### GIVEN RECORDS
# # # # #
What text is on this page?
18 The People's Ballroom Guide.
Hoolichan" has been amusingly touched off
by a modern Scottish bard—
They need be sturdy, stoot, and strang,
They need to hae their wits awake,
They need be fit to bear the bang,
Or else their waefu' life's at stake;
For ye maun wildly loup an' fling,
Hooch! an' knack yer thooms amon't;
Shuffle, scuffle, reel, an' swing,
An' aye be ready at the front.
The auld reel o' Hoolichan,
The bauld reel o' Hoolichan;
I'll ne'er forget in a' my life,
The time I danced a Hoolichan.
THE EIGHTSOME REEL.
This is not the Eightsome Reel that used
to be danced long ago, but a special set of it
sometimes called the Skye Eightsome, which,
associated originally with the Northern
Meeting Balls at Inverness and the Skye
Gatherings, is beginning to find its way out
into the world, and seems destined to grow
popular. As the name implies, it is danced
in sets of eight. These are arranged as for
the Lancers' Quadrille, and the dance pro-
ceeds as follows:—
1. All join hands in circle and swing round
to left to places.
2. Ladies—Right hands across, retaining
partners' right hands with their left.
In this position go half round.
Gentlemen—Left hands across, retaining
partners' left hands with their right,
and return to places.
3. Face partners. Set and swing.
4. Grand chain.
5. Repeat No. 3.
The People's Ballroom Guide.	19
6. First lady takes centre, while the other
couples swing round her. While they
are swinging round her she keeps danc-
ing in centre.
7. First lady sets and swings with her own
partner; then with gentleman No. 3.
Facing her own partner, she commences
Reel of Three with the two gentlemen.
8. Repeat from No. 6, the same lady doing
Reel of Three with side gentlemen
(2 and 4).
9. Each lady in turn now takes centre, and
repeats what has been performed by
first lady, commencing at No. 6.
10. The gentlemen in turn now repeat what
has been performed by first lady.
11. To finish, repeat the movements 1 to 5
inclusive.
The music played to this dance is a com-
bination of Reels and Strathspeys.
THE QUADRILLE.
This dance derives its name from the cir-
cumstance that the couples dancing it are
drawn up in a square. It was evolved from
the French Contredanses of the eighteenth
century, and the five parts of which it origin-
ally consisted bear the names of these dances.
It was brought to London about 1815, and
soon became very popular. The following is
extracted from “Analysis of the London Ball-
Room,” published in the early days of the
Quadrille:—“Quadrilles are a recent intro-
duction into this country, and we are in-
# # # # #
### WHAT THE EXERCISE ASKS
Pick out every line with the string "hands" and copy it.

### WRITTEN SOLUTION
1. All join hands in circle and swing round
2. Ladies—Right hands across, retaining
partners' right hands with their left.
Gentlemen—Left hands across, retaining
partners' left hands with their right,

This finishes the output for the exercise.